Format as a numbered list everything from the start of the records down through the line containing "square-c7[interactable] (124, 78, 172, 126)", both ends included and blank lines omitted.

Input records:
>>>>

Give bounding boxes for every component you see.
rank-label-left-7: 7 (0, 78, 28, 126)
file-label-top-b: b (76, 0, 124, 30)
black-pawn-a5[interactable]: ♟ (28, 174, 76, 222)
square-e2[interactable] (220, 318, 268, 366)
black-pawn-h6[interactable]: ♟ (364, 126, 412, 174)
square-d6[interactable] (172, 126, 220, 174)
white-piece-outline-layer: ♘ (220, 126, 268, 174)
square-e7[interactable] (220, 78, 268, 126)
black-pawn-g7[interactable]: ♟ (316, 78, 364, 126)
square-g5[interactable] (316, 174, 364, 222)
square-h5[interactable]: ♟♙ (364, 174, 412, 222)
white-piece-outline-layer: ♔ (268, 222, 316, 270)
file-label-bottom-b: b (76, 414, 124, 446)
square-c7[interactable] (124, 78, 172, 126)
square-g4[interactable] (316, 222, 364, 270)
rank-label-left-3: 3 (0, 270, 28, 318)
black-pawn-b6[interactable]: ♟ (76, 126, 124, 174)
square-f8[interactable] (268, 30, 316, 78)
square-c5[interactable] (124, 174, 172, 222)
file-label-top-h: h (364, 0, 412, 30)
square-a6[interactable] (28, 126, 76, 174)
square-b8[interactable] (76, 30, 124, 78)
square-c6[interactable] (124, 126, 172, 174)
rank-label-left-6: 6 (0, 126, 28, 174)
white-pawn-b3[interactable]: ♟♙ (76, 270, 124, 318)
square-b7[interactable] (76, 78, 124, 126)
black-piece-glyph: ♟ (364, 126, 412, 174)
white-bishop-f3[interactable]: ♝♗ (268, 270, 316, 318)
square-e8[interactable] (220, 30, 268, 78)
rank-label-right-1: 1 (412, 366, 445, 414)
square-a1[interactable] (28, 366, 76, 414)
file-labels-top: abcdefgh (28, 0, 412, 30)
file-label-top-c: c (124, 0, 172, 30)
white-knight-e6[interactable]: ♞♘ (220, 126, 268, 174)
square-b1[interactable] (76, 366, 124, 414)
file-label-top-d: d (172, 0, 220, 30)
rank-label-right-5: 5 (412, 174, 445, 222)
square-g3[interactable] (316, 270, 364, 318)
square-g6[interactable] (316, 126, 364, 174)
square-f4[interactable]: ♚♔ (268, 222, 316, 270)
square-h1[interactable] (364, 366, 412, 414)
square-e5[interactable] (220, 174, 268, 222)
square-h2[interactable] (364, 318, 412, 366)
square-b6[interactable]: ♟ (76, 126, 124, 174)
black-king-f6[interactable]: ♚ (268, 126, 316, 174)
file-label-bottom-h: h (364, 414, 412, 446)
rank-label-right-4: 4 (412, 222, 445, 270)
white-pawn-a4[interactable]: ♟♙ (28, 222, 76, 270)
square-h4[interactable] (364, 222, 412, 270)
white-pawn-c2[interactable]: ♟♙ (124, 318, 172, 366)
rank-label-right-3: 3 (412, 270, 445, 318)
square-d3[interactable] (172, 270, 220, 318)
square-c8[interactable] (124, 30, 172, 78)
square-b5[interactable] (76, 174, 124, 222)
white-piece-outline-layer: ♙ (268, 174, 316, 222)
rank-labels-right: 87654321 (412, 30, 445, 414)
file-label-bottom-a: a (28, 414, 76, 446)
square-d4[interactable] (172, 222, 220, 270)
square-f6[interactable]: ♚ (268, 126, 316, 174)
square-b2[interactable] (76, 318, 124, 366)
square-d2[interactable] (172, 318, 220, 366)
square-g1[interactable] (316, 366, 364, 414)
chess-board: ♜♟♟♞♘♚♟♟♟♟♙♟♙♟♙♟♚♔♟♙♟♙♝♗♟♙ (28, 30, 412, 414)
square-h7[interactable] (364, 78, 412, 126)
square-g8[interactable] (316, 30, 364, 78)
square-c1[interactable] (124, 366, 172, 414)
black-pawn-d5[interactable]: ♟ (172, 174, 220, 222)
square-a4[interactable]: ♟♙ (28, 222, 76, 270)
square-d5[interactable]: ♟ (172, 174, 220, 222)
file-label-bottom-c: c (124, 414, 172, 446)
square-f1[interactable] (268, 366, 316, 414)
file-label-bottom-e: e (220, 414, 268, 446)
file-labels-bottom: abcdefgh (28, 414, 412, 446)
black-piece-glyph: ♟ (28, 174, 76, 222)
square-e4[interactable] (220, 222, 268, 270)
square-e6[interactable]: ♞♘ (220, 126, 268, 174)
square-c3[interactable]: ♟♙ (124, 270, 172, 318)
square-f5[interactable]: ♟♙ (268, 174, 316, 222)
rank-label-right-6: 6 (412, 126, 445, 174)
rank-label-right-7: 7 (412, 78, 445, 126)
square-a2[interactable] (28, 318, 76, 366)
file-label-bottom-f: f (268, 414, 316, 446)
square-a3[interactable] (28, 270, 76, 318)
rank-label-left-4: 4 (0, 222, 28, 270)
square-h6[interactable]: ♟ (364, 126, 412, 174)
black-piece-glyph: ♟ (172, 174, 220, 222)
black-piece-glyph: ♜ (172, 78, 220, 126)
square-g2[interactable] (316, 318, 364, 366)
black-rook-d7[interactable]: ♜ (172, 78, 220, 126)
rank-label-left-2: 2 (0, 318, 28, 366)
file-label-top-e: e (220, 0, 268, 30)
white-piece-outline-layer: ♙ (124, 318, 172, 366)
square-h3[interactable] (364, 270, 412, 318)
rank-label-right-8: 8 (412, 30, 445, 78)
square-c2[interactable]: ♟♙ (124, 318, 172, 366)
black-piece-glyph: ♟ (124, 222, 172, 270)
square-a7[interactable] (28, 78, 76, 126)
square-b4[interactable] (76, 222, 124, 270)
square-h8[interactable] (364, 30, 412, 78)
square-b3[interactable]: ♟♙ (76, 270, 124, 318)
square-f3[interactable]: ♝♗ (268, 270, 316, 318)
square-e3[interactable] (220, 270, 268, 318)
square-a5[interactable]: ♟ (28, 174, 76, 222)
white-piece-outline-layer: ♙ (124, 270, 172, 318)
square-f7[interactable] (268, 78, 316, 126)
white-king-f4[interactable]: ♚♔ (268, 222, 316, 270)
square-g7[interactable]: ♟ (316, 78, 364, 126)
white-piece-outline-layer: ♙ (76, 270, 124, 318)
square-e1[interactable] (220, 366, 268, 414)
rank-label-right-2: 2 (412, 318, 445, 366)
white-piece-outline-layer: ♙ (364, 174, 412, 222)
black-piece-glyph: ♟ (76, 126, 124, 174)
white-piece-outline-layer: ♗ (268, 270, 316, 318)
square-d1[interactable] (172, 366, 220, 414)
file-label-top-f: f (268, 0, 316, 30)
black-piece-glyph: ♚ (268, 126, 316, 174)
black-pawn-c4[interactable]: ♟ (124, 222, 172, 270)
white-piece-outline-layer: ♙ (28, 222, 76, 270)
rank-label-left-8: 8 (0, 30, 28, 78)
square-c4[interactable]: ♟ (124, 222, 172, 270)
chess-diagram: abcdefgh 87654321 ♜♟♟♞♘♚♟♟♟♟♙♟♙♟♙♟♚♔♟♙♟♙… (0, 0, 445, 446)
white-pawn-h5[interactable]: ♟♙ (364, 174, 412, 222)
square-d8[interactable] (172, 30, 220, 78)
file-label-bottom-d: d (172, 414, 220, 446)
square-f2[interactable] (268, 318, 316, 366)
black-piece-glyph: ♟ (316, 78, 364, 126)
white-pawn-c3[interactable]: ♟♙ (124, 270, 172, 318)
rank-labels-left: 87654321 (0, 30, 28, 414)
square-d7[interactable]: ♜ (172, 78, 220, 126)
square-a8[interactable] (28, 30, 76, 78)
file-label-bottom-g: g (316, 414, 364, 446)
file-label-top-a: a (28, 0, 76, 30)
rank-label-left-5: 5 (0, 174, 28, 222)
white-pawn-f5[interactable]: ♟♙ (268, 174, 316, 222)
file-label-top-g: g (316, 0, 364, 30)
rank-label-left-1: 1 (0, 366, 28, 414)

<<<<

Result of the task:
1. Give bounding boxes for every component you see.
2. rank-label-left-7: 7 (0, 78, 28, 126)
3. file-label-top-b: b (76, 0, 124, 30)
4. black-pawn-a5[interactable]: ♟ (28, 174, 76, 222)
5. square-e2[interactable] (220, 318, 268, 366)
6. black-pawn-h6[interactable]: ♟ (364, 126, 412, 174)
7. square-d6[interactable] (172, 126, 220, 174)
8. white-piece-outline-layer: ♘ (220, 126, 268, 174)
9. square-e7[interactable] (220, 78, 268, 126)
10. black-pawn-g7[interactable]: ♟ (316, 78, 364, 126)
11. square-g5[interactable] (316, 174, 364, 222)
12. square-h5[interactable]: ♟♙ (364, 174, 412, 222)
13. white-piece-outline-layer: ♔ (268, 222, 316, 270)
14. file-label-bottom-b: b (76, 414, 124, 446)
15. square-c7[interactable] (124, 78, 172, 126)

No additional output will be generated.